* GIVEN REQUEST *
Return the lines of the material below unchanged, beginning at the line that contains "device-card[interactable]: 三楼电井房 53.1%" and ending after the line that contains "temperature-row: 21℃ — [22, 568, 260, 594]".

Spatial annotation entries
#####

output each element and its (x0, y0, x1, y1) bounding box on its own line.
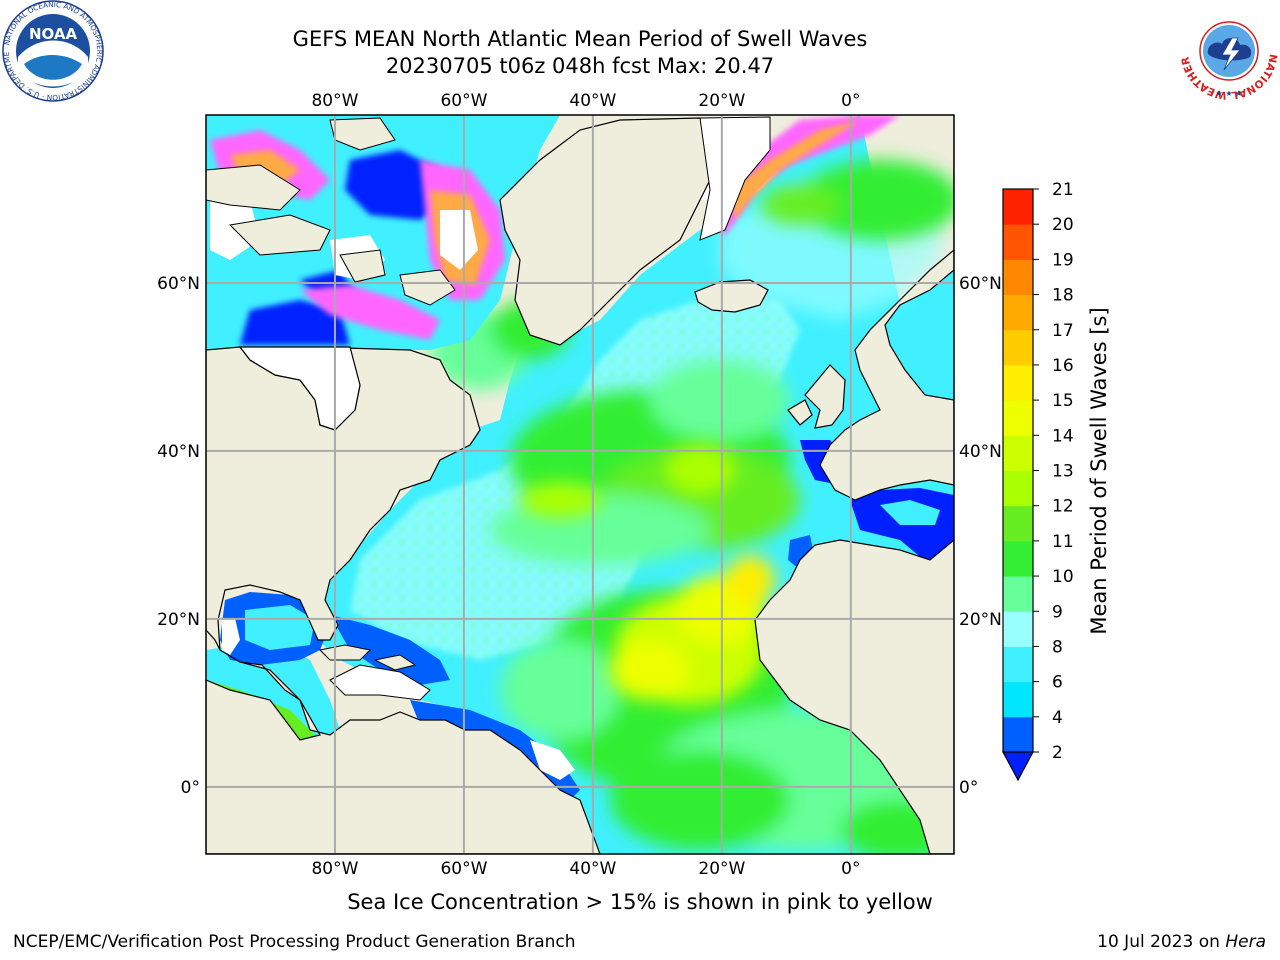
colorbar-segment (1003, 364, 1033, 401)
lat-tick-right: 20°N (959, 610, 1002, 630)
colorbar-segment (1003, 259, 1033, 296)
lat-tick-left: 60°N (157, 274, 200, 294)
map-field-layer (206, 115, 954, 854)
lat-tick-right: 0° (959, 778, 978, 798)
lat-tick-left: 40°N (157, 442, 200, 462)
machine-name: Hera (1225, 932, 1266, 952)
colorbar-tick-label: 18 (1052, 286, 1074, 306)
europe-land (819, 120, 954, 501)
colorbar-tick-label: 15 (1052, 391, 1074, 411)
lon-tick-bottom: 20°W (698, 859, 745, 879)
colorbar-label: Mean Period of Swell Waves [s] (1087, 307, 1111, 634)
colorbar-tick-label: 20 (1052, 215, 1074, 235)
colorbar-tick-label: 9 (1052, 602, 1063, 622)
colorbar-tick-label: 4 (1052, 708, 1063, 728)
lon-tick-top: 60°W (440, 91, 487, 111)
colorbar-segment (1003, 470, 1033, 507)
colorbar-segment (1003, 505, 1033, 542)
lat-tick-left: 0° (181, 778, 200, 798)
colorbar-segment (1003, 646, 1033, 683)
sea-ice-note-text: Sea Ice Concentration > 15% is shown in … (347, 890, 933, 914)
lon-tick-bottom: 60°W (440, 859, 487, 879)
colorbar-segment (1003, 576, 1033, 612)
noaa-logo: NATIONAL OCEANIC AND ATMOSPHERIC ADMINIS… (2, 0, 104, 102)
iceland-land (694, 279, 769, 313)
lat-tick-right: 60°N (959, 274, 1002, 294)
lon-tick-top: 20°W (698, 91, 745, 111)
map-title: GEFS MEAN North Atlantic Mean Period of … (292, 27, 868, 51)
colorbar-segment (1003, 611, 1033, 647)
colorbar-tick-label: 2 (1052, 743, 1063, 763)
noaa-text: NOAA (29, 25, 78, 43)
nws-logo: NATIONAL WEATHER SERVICE ★ ★ ★ (1178, 0, 1279, 101)
lon-tick-bottom: 80°W (311, 859, 358, 879)
colorbar-tick-label: 16 (1052, 356, 1074, 376)
colorbar-tick-label: 13 (1052, 462, 1074, 482)
sea-ice-note: Sea Ice Concentration > 15% is shown in … (0, 890, 1280, 914)
colorbar-segment (1003, 224, 1033, 260)
colorbar-segment (1003, 716, 1033, 753)
colorbar-segment (1003, 294, 1033, 331)
colorbar-segment (1003, 435, 1033, 471)
lon-tick-bottom: 0° (841, 859, 860, 879)
map-frame (205, 114, 955, 855)
colorbar-segment (1003, 189, 1033, 225)
run-date-text: 10 Jul 2023 on (1097, 932, 1226, 952)
greenland-land (499, 117, 721, 346)
map-subtitle: 20230705 t06z 048h fcst Max: 20.47 (385, 54, 775, 78)
lon-tick-top: 0° (841, 91, 860, 111)
colorbar-tick-label: 14 (1052, 426, 1074, 446)
colorbar-segment (1003, 540, 1033, 577)
colorbar-tick-label: 8 (1052, 637, 1063, 657)
lon-tick-top: 80°W (311, 91, 358, 111)
credit-line: NCEP/EMC/Verification Post Processing Pr… (13, 932, 576, 952)
colorbar-tick-label: 19 (1052, 250, 1074, 270)
colorbar-tick-label: 6 (1052, 673, 1063, 693)
colorbar-segment (1003, 681, 1033, 718)
colorbar-under-triangle (1001, 751, 1035, 782)
run-date: 10 Jul 2023 on Hera (1097, 932, 1266, 952)
svg-text:★ ★ ★: ★ ★ ★ (1216, 89, 1243, 98)
colorbar-tick-label: 12 (1052, 497, 1074, 517)
colorbar-tick-label: 11 (1052, 532, 1074, 552)
colorbar-tick-label: 10 (1052, 567, 1074, 587)
colorbar-tick-label: 21 (1052, 180, 1074, 200)
colorbar-segment (1003, 329, 1033, 366)
graticule (206, 115, 954, 854)
lat-tick-left: 20°N (157, 610, 200, 630)
colorbar-tick-label: 17 (1052, 321, 1074, 341)
lon-tick-top: 40°W (569, 91, 616, 111)
colorbar (1001, 188, 1035, 782)
colorbar-segment (1003, 400, 1033, 436)
lon-tick-bottom: 40°W (569, 859, 616, 879)
yellow-swell-regions (520, 445, 775, 705)
lat-tick-right: 40°N (959, 442, 1002, 462)
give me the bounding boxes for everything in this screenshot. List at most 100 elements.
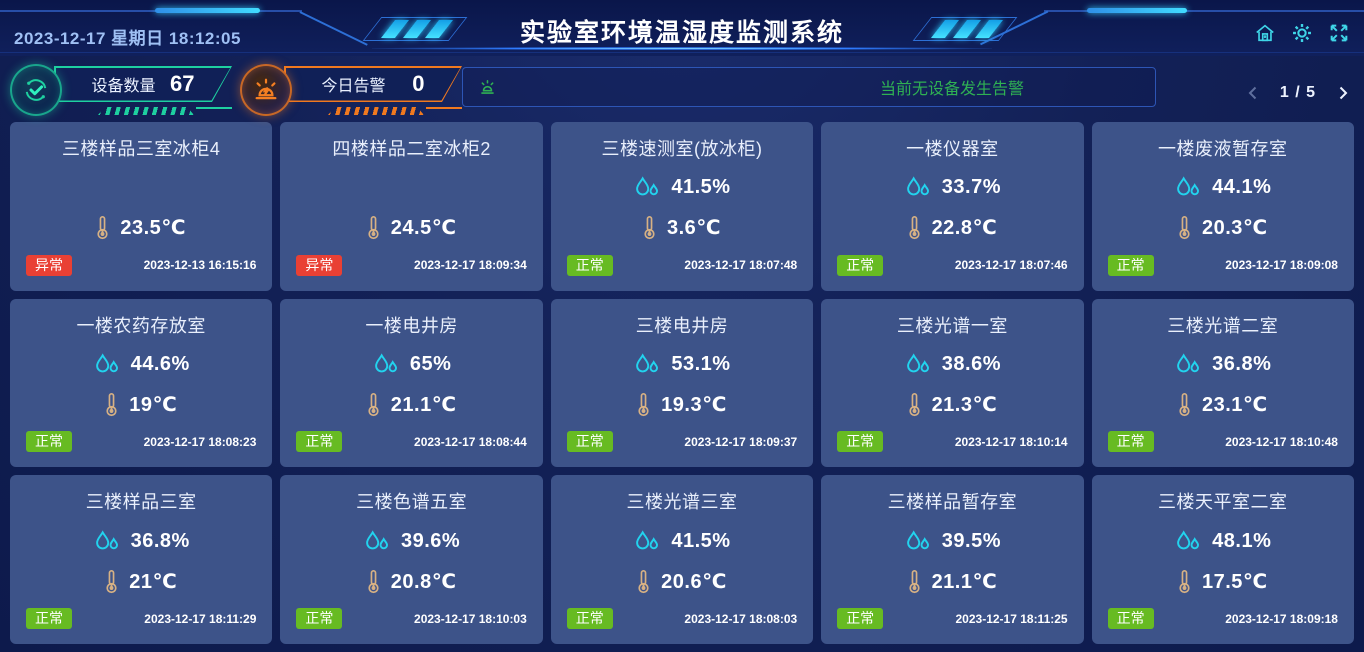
device-card[interactable]: 三楼电井房 53.1% 19.3℃ 正常 2023-12-17 18:09:37 — [550, 298, 814, 468]
device-card[interactable]: 三楼样品三室 36.8% 21℃ 正常 2023-12-17 18:11:29 — [10, 475, 273, 644]
thermometer-icon — [1179, 392, 1190, 417]
humidity-row: 38.6% — [833, 352, 1071, 378]
status-badge: 正常 — [26, 608, 72, 629]
status-badge: 正常 — [566, 431, 613, 453]
card-footer: 正常 2023-12-17 18:07:46 — [833, 254, 1071, 276]
room-name: 三楼光谱二室 — [1167, 315, 1279, 336]
temperature-row: 17.5℃ — [1104, 568, 1342, 594]
humidity-value: 53.1% — [671, 353, 731, 376]
status-badge: 正常 — [837, 431, 884, 453]
room-name: 四楼样品二室冰柜2 — [332, 139, 491, 159]
device-card[interactable]: 三楼速测室(放冰柜) 41.5% 3.6℃ 正常 2023-12-17 18:0… — [550, 122, 814, 291]
card-footer: 正常 2023-12-17 18:09:37 — [563, 431, 801, 453]
temperature-row: 23.5℃ — [22, 215, 260, 241]
device-card[interactable]: 一楼农药存放室 44.6% 19℃ 正常 2023-12-17 18:08:23 — [10, 298, 273, 468]
timestamp: 2023-12-17 18:07:46 — [954, 258, 1068, 273]
thermometer-icon — [908, 392, 920, 417]
humidity-row: 65% — [292, 352, 530, 378]
status-badge: 正常 — [26, 431, 72, 453]
card-footer: 异常 2023-12-13 16:15:16 — [22, 254, 260, 276]
humidity-value: 44.6% — [130, 353, 190, 376]
next-page-button[interactable] — [1334, 84, 1352, 102]
room-name: 三楼光谱三室 — [626, 492, 738, 513]
device-card[interactable]: 四楼样品二室冰柜2 24.5℃ 异常 2023-12-17 18:09:34 — [280, 122, 543, 291]
page-indicator: 1 / 5 — [1279, 84, 1317, 101]
timestamp: 2023-12-17 18:11:25 — [955, 611, 1068, 626]
humidity-icon — [374, 353, 397, 373]
humidity-value: 33.7% — [941, 176, 1001, 199]
prev-page-button[interactable] — [1244, 84, 1262, 102]
device-card[interactable]: 三楼光谱三室 41.5% 20.6℃ 正常 2023-12-17 18:08:0… — [550, 475, 814, 644]
card-footer: 正常 2023-12-17 18:10:14 — [833, 431, 1071, 453]
device-card[interactable]: 三楼色谱五室 39.6% 20.8℃ 正常 2023-12-17 18:10:0… — [280, 475, 543, 644]
humidity-row: 53.1% — [563, 352, 801, 378]
humidity-row: 41.5% — [563, 175, 801, 201]
card-footer: 正常 2023-12-17 18:07:48 — [563, 254, 801, 276]
header: 2023-12-17 星期日 18:12:05 实验室环境温湿度监测系统 — [0, 0, 1364, 56]
card-footer: 正常 2023-12-17 18:09:18 — [1104, 608, 1342, 629]
humidity-icon — [1177, 530, 1200, 549]
temperature-row: 21℃ — [22, 568, 260, 594]
timestamp: 2023-12-17 18:10:14 — [954, 434, 1068, 449]
room-name: 三楼样品暂存室 — [887, 492, 1018, 513]
room-name: 一楼仪器室 — [906, 139, 999, 159]
card-footer: 正常 2023-12-17 18:08:44 — [292, 431, 530, 453]
humidity-value: 38.6% — [941, 353, 1001, 376]
gear-icon[interactable] — [1291, 22, 1313, 44]
temperature-row: 23.1℃ — [1104, 391, 1342, 417]
card-footer: 正常 2023-12-17 18:08:23 — [22, 431, 260, 453]
header-deco-highlight-left — [155, 8, 260, 13]
temperature-value: 19.3℃ — [661, 393, 727, 416]
header-deco-line-right — [1044, 10, 1364, 12]
humidity-value: 39.6% — [400, 529, 461, 552]
timestamp: 2023-12-17 18:08:44 — [414, 434, 527, 449]
room-name: 三楼天平室二室 — [1158, 492, 1288, 513]
datetime-display: 2023-12-17 星期日 18:12:05 — [14, 29, 241, 48]
humidity-row: 33.7% — [833, 175, 1071, 201]
room-name: 三楼样品三室冰柜4 — [61, 139, 221, 159]
status-badge: 正常 — [1107, 608, 1154, 629]
temperature-value: 22.8℃ — [931, 217, 998, 240]
device-card[interactable]: 一楼废液暂存室 44.1% 20.3℃ 正常 2023-12-17 18:09:… — [1091, 122, 1354, 291]
temperature-row: 3.6℃ — [563, 215, 801, 241]
thermometer-icon — [1179, 216, 1190, 240]
thermometer-icon — [638, 392, 649, 417]
device-card[interactable]: 三楼样品暂存室 39.5% 21.1℃ 正常 2023-12-17 18:11:… — [821, 475, 1084, 644]
status-badge: 正常 — [837, 254, 884, 276]
humidity-row: 41.5% — [563, 528, 801, 554]
humidity-icon — [636, 353, 659, 373]
room-name: 三楼色谱五室 — [356, 492, 468, 513]
device-card[interactable]: 三楼光谱二室 36.8% 23.1℃ 正常 2023-12-17 18:10:4… — [1091, 298, 1354, 468]
temperature-row: 22.8℃ — [833, 215, 1071, 241]
card-footer: 异常 2023-12-17 18:09:34 — [292, 254, 530, 276]
humidity-row: 39.5% — [833, 528, 1071, 554]
humidity-value: 36.8% — [1212, 353, 1272, 376]
stat-shape: 设备数量 67 — [54, 66, 232, 102]
card-footer: 正常 2023-12-17 18:11:29 — [22, 608, 260, 629]
humidity-row: 39.6% — [292, 528, 530, 554]
thermometer-icon — [106, 392, 117, 417]
device-card[interactable]: 三楼光谱一室 38.6% 21.3℃ 正常 2023-12-17 18:10:1… — [821, 298, 1084, 468]
humidity-row: 48.1% — [1104, 528, 1342, 554]
pagination: 1 / 5 — [1244, 80, 1352, 106]
card-footer: 正常 2023-12-17 18:09:08 — [1104, 254, 1342, 276]
fullscreen-icon[interactable] — [1328, 22, 1350, 44]
device-card[interactable]: 三楼天平室二室 48.1% 17.5℃ 正常 2023-12-17 18:09:… — [1091, 475, 1354, 644]
room-name: 一楼电井房 — [365, 315, 458, 336]
alert-bar: 当前无设备发生告警 — [462, 67, 1156, 107]
room-name: 一楼农药存放室 — [76, 315, 206, 336]
device-card[interactable]: 三楼样品三室冰柜4 23.5℃ 异常 2023-12-13 16:15:16 — [10, 122, 273, 291]
timestamp: 2023-12-17 18:08:23 — [143, 434, 257, 449]
temperature-row: 19.3℃ — [563, 391, 801, 417]
device-card[interactable]: 一楼仪器室 33.7% 22.8℃ 正常 2023-12-17 18:07:46 — [821, 122, 1084, 291]
status-badge: 正常 — [566, 254, 613, 276]
device-card[interactable]: 一楼电井房 65% 21.1℃ 正常 2023-12-17 18:08:44 — [280, 298, 543, 468]
alarm-light-icon — [240, 64, 292, 116]
temperature-row: 21.1℃ — [292, 391, 530, 417]
home-icon[interactable] — [1254, 22, 1276, 44]
stat-device-count: 设备数量 67 — [10, 64, 238, 116]
card-footer: 正常 2023-12-17 18:10:03 — [292, 608, 530, 629]
status-badge: 正常 — [296, 431, 343, 453]
card-footer: 正常 2023-12-17 18:10:48 — [1104, 431, 1342, 453]
temperature-value: 3.6℃ — [666, 217, 721, 240]
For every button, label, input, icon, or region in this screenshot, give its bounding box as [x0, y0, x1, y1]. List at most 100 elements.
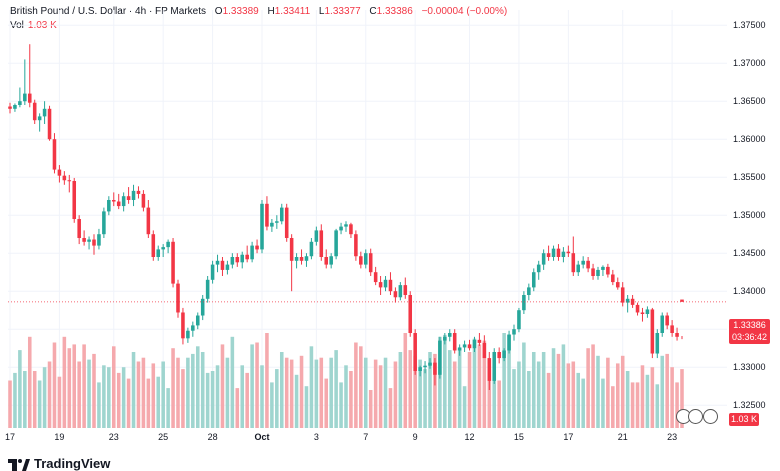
candle [23, 59, 27, 105]
candle-body [235, 257, 240, 263]
volume-bar [586, 348, 590, 428]
volume-bar [146, 378, 151, 428]
volume-bar [37, 380, 42, 428]
candle [131, 184, 136, 207]
time-tick-label: 9 [413, 432, 418, 442]
candle-body [492, 352, 497, 381]
time-tick-label: 23 [109, 432, 119, 442]
candle [57, 165, 62, 183]
candle-body [294, 257, 299, 261]
volume-bar [324, 378, 329, 428]
event-flag-icon[interactable] [703, 409, 718, 424]
candle [680, 299, 684, 340]
candle [255, 239, 259, 254]
volume-bar [472, 338, 477, 428]
candle-body [606, 266, 610, 275]
price-tick-label: 1.32500 [733, 400, 766, 410]
candle-body [502, 350, 506, 359]
candle-body [8, 106, 12, 109]
last-price: 1.33386 [733, 320, 766, 330]
open-value: 1.33389 [222, 6, 259, 17]
volume-bar [107, 367, 111, 428]
volume-bar [250, 344, 254, 428]
volume-bar [650, 367, 655, 428]
candle [279, 203, 284, 225]
candle [37, 113, 42, 132]
event-flag-icon[interactable] [688, 409, 703, 424]
candle [645, 306, 650, 318]
candle [363, 249, 368, 269]
candle [620, 282, 625, 307]
candle-body [329, 256, 333, 265]
price-tick-label: 1.37500 [733, 20, 766, 30]
volume-tag: 1.03 K [729, 413, 759, 426]
price-tick-label: 1.37000 [733, 58, 766, 68]
candle [398, 282, 403, 301]
candle [522, 291, 526, 314]
volume-bar [77, 361, 81, 428]
candle-body [319, 230, 324, 257]
candle [102, 207, 106, 238]
volume-bar [403, 333, 408, 428]
candle [329, 253, 333, 269]
candle [161, 244, 165, 257]
volume-bar [245, 372, 249, 428]
volume-bar [413, 355, 417, 428]
candle-body [107, 200, 111, 212]
volume-bar [260, 365, 264, 428]
volume-bar [334, 350, 338, 428]
volume-bar [551, 348, 556, 428]
volume-bar [522, 342, 526, 428]
candle-body [472, 339, 477, 349]
volume-bar [344, 365, 348, 428]
candle [339, 222, 343, 235]
volume-bar [566, 363, 571, 428]
candle [487, 352, 492, 390]
volume-bar [131, 352, 136, 428]
candle [235, 253, 240, 267]
candle-body [166, 241, 170, 248]
candle-body [383, 279, 388, 288]
volume-bar [166, 388, 170, 428]
symbol-title[interactable]: British Pound / U.S. Dollar · 4h · FP Ma… [10, 6, 206, 17]
price-tick-label: 1.33000 [733, 362, 766, 372]
volume-bar [27, 336, 32, 428]
candle [87, 236, 91, 250]
volume-bar [265, 333, 269, 428]
candle [141, 190, 146, 212]
candle [324, 249, 329, 269]
price-tick-label: 1.35000 [733, 210, 766, 220]
candle-body [52, 139, 57, 170]
volume-bar [339, 382, 343, 428]
volume-bar [477, 344, 482, 428]
volume-bar [680, 369, 684, 428]
candle [413, 329, 417, 375]
volume-bar [497, 380, 501, 428]
volume-bar [423, 369, 427, 428]
volume-bar [531, 352, 536, 428]
candle-body [284, 207, 289, 238]
volume-bar [8, 380, 12, 428]
candle-body [324, 257, 329, 265]
candle [472, 336, 477, 352]
candle-body [487, 358, 492, 381]
volume-bar [314, 359, 319, 428]
candle-body [423, 365, 427, 368]
volume-bar [141, 357, 146, 428]
volume-bar [363, 357, 368, 428]
open-label: O [214, 6, 223, 17]
candle-body [27, 93, 32, 103]
candle-body [23, 93, 27, 102]
volume-bar [462, 386, 467, 428]
candle-body [675, 333, 679, 337]
volume-bar [541, 352, 546, 428]
volume-bar [309, 346, 314, 428]
tradingview-logo[interactable]: TradingView [8, 456, 110, 471]
candle-body [359, 256, 363, 265]
candle [373, 266, 378, 286]
candle [205, 276, 210, 303]
candle [512, 324, 516, 341]
time-tick-label: 17 [5, 432, 15, 442]
candle-body [92, 239, 96, 246]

#####

* FINISHED ANSWER *
device-card[interactable]: 三楼电井房 53.1% 19.3℃ 正常 2023-12-17 18:09:37 — [550, 298, 814, 468]
device-card[interactable]: 三楼样品三室 36.8% 21℃ 正常 2023-12-17 18:11:29 — [10, 475, 273, 644]
thermometer-icon — [1179, 392, 1190, 417]
humidity-row: 38.6% — [833, 352, 1071, 378]
status-badge: 正常 — [26, 608, 72, 629]
status-badge: 正常 — [566, 431, 613, 453]
card-footer: 正常 2023-12-17 18:07:46 — [833, 254, 1071, 276]
room-name: 三楼光谱二室 — [1167, 315, 1279, 336]
temperature-row: 17.5℃ — [1104, 568, 1342, 594]
humidity-value: 53.1% — [671, 353, 731, 376]
status-badge: 正常 — [837, 431, 884, 453]
room-name: 四楼样品二室冰柜2 — [332, 139, 491, 159]
device-card[interactable]: 三楼速测室(放冰柜) 41.5% 3.6℃ 正常 2023-12-17 18:0… — [550, 122, 814, 291]
card-footer: 正常 2023-12-17 18:09:37 — [563, 431, 801, 453]
temperature-row: 23.5℃ — [22, 215, 260, 241]
device-card[interactable]: 一楼农药存放室 44.6% 19℃ 正常 2023-12-17 18:08:23 — [10, 298, 273, 468]
timestamp: 2023-12-17 18:07:46 — [954, 258, 1068, 273]
thermometer-icon — [908, 392, 920, 417]
humidity-row: 65% — [292, 352, 530, 378]
status-badge: 正常 — [26, 431, 72, 453]
card-footer: 异常 2023-12-13 16:15:16 — [22, 254, 260, 276]
humidity-value: 44.6% — [130, 353, 190, 376]
next-page-button[interactable] — [1334, 84, 1352, 102]
room-name: 三楼光谱三室 — [626, 492, 738, 513]
device-card[interactable]: 四楼样品二室冰柜2 24.5℃ 异常 2023-12-17 18:09:34 — [280, 122, 543, 291]
page-indicator: 1 / 5 — [1279, 84, 1317, 101]
timestamp: 2023-12-17 18:11:25 — [955, 611, 1068, 626]
humidity-icon — [374, 353, 397, 373]
humidity-value: 33.7% — [941, 176, 1001, 199]
prev-page-button[interactable] — [1244, 84, 1262, 102]
device-card[interactable]: 三楼光谱三室 41.5% 20.6℃ 正常 2023-12-17 18:08:0… — [550, 475, 814, 644]
card-footer: 正常 2023-12-17 18:10:14 — [833, 431, 1071, 453]
device-card[interactable]: 三楼色谱五室 39.6% 20.8℃ 正常 2023-12-17 18:10:0… — [280, 475, 543, 644]
humidity-row: 53.1% — [563, 352, 801, 378]
humidity-row: 41.5% — [563, 175, 801, 201]
card-footer: 正常 2023-12-17 18:07:48 — [563, 254, 801, 276]
header: 2023-12-17 星期日 18:12:05 实验室环境温湿度监测系统 — [0, 0, 1364, 56]
card-footer: 正常 2023-12-17 18:09:18 — [1104, 608, 1342, 629]
humidity-icon — [1177, 530, 1200, 549]
temperature-row: 21℃ — [22, 568, 260, 594]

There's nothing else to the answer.